Goal:
Give nothing except the number of lines containing the word "Pftn".

○ ○ ○ ○ ○ ○ ○

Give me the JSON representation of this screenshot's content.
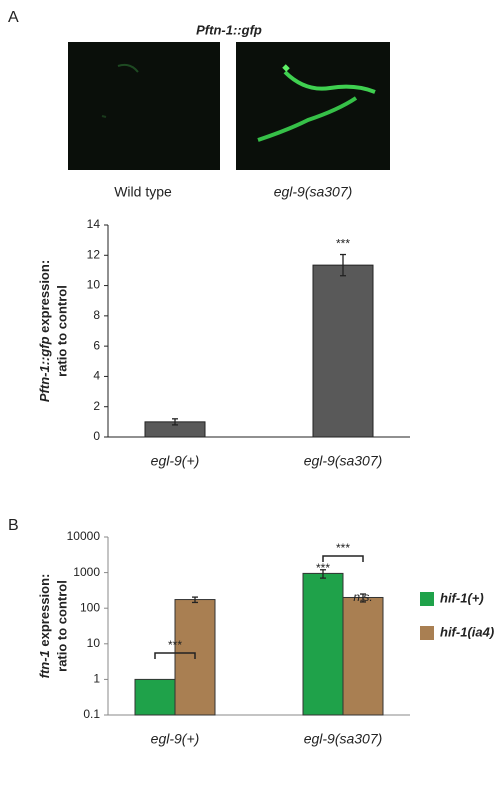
{
  "figure": {
    "panel_a": "A",
    "panel_b": "B",
    "image_title": "Pftn-1::gfp",
    "captions": [
      "Wild type",
      "egl-9(sa307)"
    ]
  },
  "chart_data": [
    {
      "type": "bar",
      "ylabel": {
        "gene": "Pftn-1::gfp",
        "line1": " expression:",
        "line2": "ratio to control"
      },
      "categories": [
        "egl-9(+)",
        "egl-9(sa307)"
      ],
      "values": [
        1.0,
        11.35
      ],
      "errors": [
        0.2,
        0.7
      ],
      "color": "#595959",
      "ylim": [
        0,
        14
      ],
      "yticks": [
        0,
        2,
        4,
        6,
        8,
        10,
        12,
        14
      ],
      "annotations": [
        "***"
      ]
    },
    {
      "type": "grouped-bar",
      "log_scale": true,
      "ylabel": {
        "gene": "ftn-1",
        "line1": " expression:",
        "line2": "ratio to control"
      },
      "categories": [
        "egl-9(+)",
        "egl-9(sa307)"
      ],
      "series": [
        {
          "name": "hif-1(+)",
          "color": "#1fa24a",
          "values": [
            1,
            950
          ],
          "errors": [
            0,
            250
          ]
        },
        {
          "name": "hif-1(ia4)",
          "color": "#a97f52",
          "values": [
            175,
            200
          ],
          "errors": [
            30,
            50
          ]
        }
      ],
      "ylim": [
        0.1,
        10000
      ],
      "yticks": [
        0.1,
        1,
        10,
        100,
        1000,
        10000
      ],
      "legend": "right",
      "annotations": [
        "***",
        "***",
        "n.s.",
        "***"
      ]
    }
  ]
}
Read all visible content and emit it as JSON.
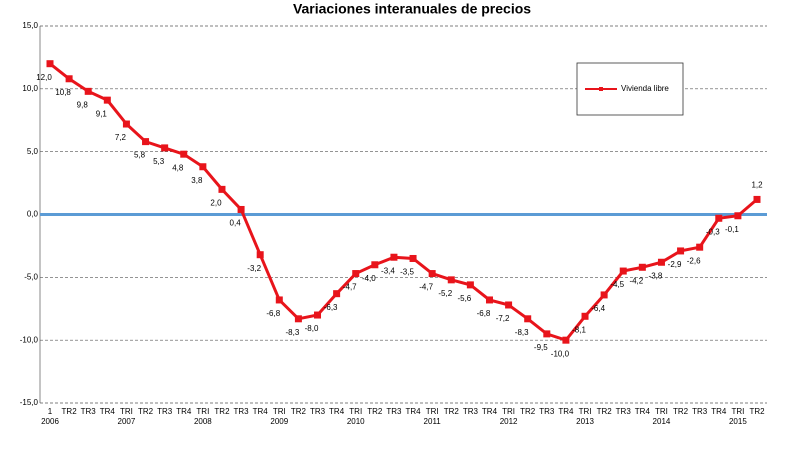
{
  "chart_data": {
    "type": "line",
    "title": "Variaciones interanuales de precios",
    "categories": [
      "1",
      "TR2",
      "TR3",
      "TR4",
      "TRI",
      "TR2",
      "TR3",
      "TR4",
      "TRI",
      "TR2",
      "TR3",
      "TR4",
      "TRI",
      "TR2",
      "TR3",
      "TR4",
      "TRI",
      "TR2",
      "TR3",
      "TR4",
      "TRI",
      "TR2",
      "TR3",
      "TR4",
      "TRI",
      "TR2",
      "TR3",
      "TR4",
      "TRI",
      "TR2",
      "TR3",
      "TR4",
      "TRI",
      "TR2",
      "TR3",
      "TR4",
      "TRI",
      "TR2"
    ],
    "years": [
      "2006",
      null,
      null,
      null,
      "2007",
      null,
      null,
      null,
      "2008",
      null,
      null,
      null,
      "2009",
      null,
      null,
      null,
      "2010",
      null,
      null,
      null,
      "2011",
      null,
      null,
      null,
      "2012",
      null,
      null,
      null,
      "2013",
      null,
      null,
      null,
      "2014",
      null,
      null,
      null,
      "2015",
      null
    ],
    "series": [
      {
        "name": "Vivienda libre",
        "color": "#e8141b",
        "values": [
          12.0,
          10.8,
          9.8,
          9.1,
          7.2,
          5.8,
          5.3,
          4.8,
          3.8,
          2.0,
          0.4,
          -3.2,
          -6.8,
          -8.3,
          -8.0,
          -6.3,
          -4.7,
          -4.0,
          -3.4,
          -3.5,
          -4.7,
          -5.2,
          -5.6,
          -6.8,
          -7.2,
          -8.3,
          -9.5,
          -10.0,
          -8.1,
          -6.4,
          -4.5,
          -4.2,
          -3.8,
          -2.9,
          -2.6,
          -0.3,
          -0.1,
          1.2
        ],
        "value_labels": [
          "12,0",
          "10,8",
          "9,8",
          "9,1",
          "7,2",
          "5,8",
          "5,3",
          "4,8",
          "3,8",
          "2,0",
          "0,4",
          "-3,2",
          "-6,8",
          "-8,3",
          "-8,0",
          "-6,3",
          "-4,7",
          "-4,0",
          "-3,4",
          "-3,5",
          "-4,7",
          "-5,2",
          "-5,6",
          "-6,8",
          "-7,2",
          "-8,3",
          "-9,5",
          "-10,0",
          "-8,1",
          "-6,4",
          "-4,5",
          "-4,2",
          "-3,8",
          "-2,9",
          "-2,6",
          "-0,3",
          "-0,1",
          "1,2"
        ]
      }
    ],
    "ylim": [
      -15,
      15
    ],
    "yticks": [
      {
        "value": -15,
        "label": "-15,0"
      },
      {
        "value": -10,
        "label": "-10,0"
      },
      {
        "value": -5,
        "label": "-5,0"
      },
      {
        "value": 0,
        "label": "0,0"
      },
      {
        "value": 5,
        "label": "5,0"
      },
      {
        "value": 10,
        "label": "10,0"
      },
      {
        "value": 15,
        "label": "15,0"
      }
    ],
    "grid": true,
    "zero_line_color": "#5b9bd5",
    "legend": "upper right"
  }
}
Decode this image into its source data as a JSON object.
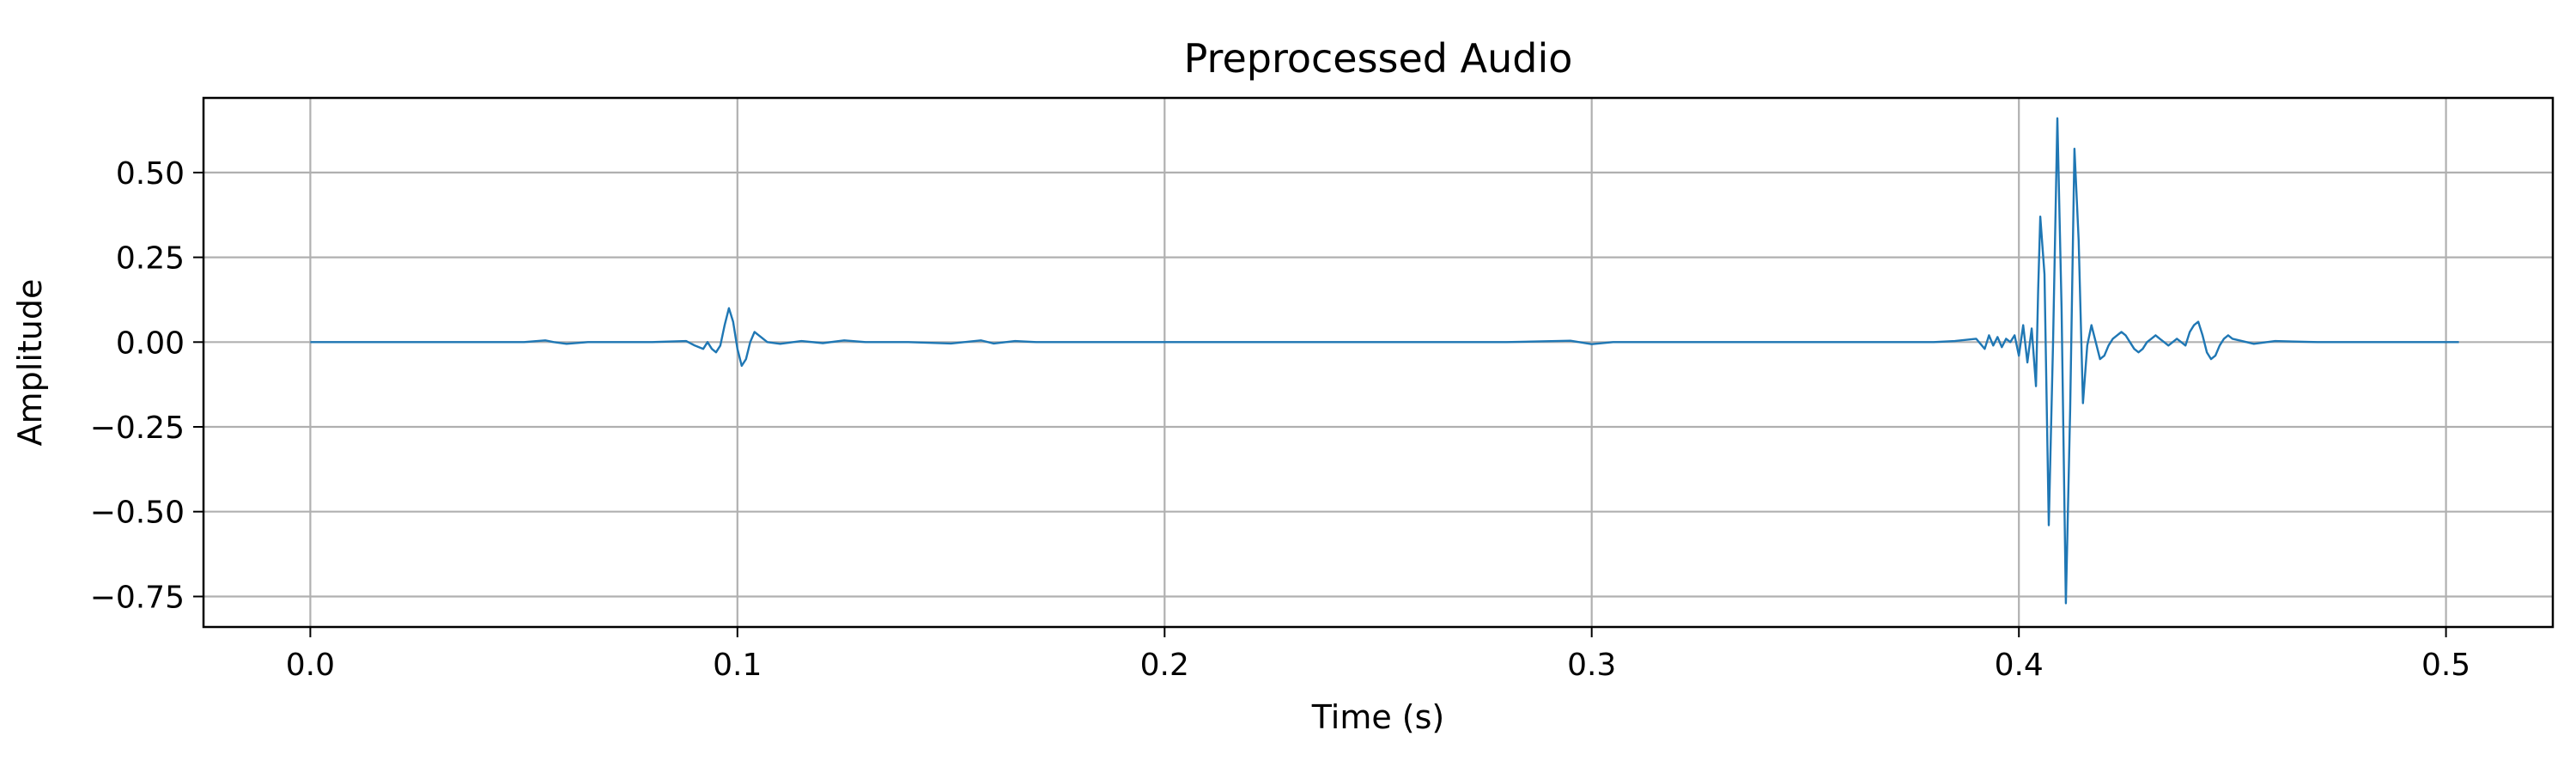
{
  "chart_data": {
    "type": "line",
    "title": "Preprocessed Audio",
    "xlabel": "Time (s)",
    "ylabel": "Amplitude",
    "xlim": [
      -0.025,
      0.525
    ],
    "ylim": [
      -0.84,
      0.72
    ],
    "grid": true,
    "x_ticks": [
      0.0,
      0.1,
      0.2,
      0.3,
      0.4,
      0.5
    ],
    "x_tick_labels": [
      "0.0",
      "0.1",
      "0.2",
      "0.3",
      "0.4",
      "0.5"
    ],
    "y_ticks": [
      0.5,
      0.25,
      0.0,
      -0.25,
      -0.5,
      -0.75
    ],
    "y_tick_labels": [
      "0.50",
      "0.25",
      "0.00",
      "−0.25",
      "−0.50",
      "−0.75"
    ],
    "line_color": "#1f77b4",
    "series": [
      {
        "x": [
          0.0,
          0.02,
          0.04,
          0.05,
          0.055,
          0.057,
          0.06,
          0.065,
          0.07,
          0.08,
          0.088,
          0.09,
          0.092,
          0.093,
          0.094,
          0.095,
          0.096,
          0.097,
          0.098,
          0.099,
          0.1,
          0.101,
          0.102,
          0.103,
          0.104,
          0.105,
          0.107,
          0.11,
          0.115,
          0.12,
          0.125,
          0.13,
          0.14,
          0.15,
          0.157,
          0.16,
          0.165,
          0.17,
          0.18,
          0.19,
          0.2,
          0.22,
          0.24,
          0.26,
          0.28,
          0.295,
          0.3,
          0.305,
          0.32,
          0.34,
          0.36,
          0.37,
          0.38,
          0.385,
          0.39,
          0.392,
          0.393,
          0.394,
          0.395,
          0.396,
          0.397,
          0.398,
          0.399,
          0.4,
          0.401,
          0.402,
          0.403,
          0.404,
          0.4045,
          0.405,
          0.406,
          0.407,
          0.408,
          0.409,
          0.41,
          0.411,
          0.412,
          0.413,
          0.414,
          0.415,
          0.416,
          0.417,
          0.418,
          0.419,
          0.42,
          0.421,
          0.422,
          0.423,
          0.424,
          0.425,
          0.426,
          0.427,
          0.428,
          0.429,
          0.43,
          0.431,
          0.432,
          0.433,
          0.434,
          0.435,
          0.436,
          0.437,
          0.438,
          0.439,
          0.44,
          0.441,
          0.442,
          0.443,
          0.444,
          0.445,
          0.446,
          0.447,
          0.448,
          0.449,
          0.45,
          0.455,
          0.46,
          0.47,
          0.48,
          0.49,
          0.503
        ],
        "y": [
          0.0,
          0.0,
          0.0,
          0.0,
          0.005,
          0.0,
          -0.005,
          0.0,
          0.0,
          0.0,
          0.003,
          -0.01,
          -0.02,
          0.0,
          -0.02,
          -0.03,
          -0.01,
          0.05,
          0.1,
          0.06,
          -0.02,
          -0.07,
          -0.05,
          0.0,
          0.03,
          0.02,
          0.0,
          -0.005,
          0.003,
          -0.003,
          0.005,
          0.0,
          0.0,
          -0.004,
          0.005,
          -0.004,
          0.003,
          0.0,
          0.0,
          0.0,
          0.0,
          0.0,
          0.0,
          0.0,
          0.0,
          0.004,
          -0.006,
          0.0,
          0.0,
          0.0,
          0.0,
          0.0,
          0.0,
          0.003,
          0.01,
          -0.02,
          0.02,
          -0.01,
          0.015,
          -0.015,
          0.01,
          0.0,
          0.02,
          -0.04,
          0.05,
          -0.06,
          0.04,
          -0.13,
          0.15,
          0.37,
          0.2,
          -0.54,
          0.0,
          0.66,
          0.1,
          -0.77,
          -0.2,
          0.57,
          0.3,
          -0.18,
          -0.01,
          0.05,
          0.0,
          -0.05,
          -0.04,
          -0.01,
          0.01,
          0.02,
          0.03,
          0.02,
          0.0,
          -0.02,
          -0.03,
          -0.02,
          0.0,
          0.01,
          0.02,
          0.01,
          0.0,
          -0.01,
          0.0,
          0.01,
          0.0,
          -0.01,
          0.03,
          0.05,
          0.06,
          0.02,
          -0.03,
          -0.05,
          -0.04,
          -0.01,
          0.01,
          0.02,
          0.01,
          -0.005,
          0.003,
          0.0,
          0.0,
          0.0,
          0.0
        ]
      }
    ]
  }
}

○ ○ ○ ○ ○ ○ ○

Answer to the problem:
2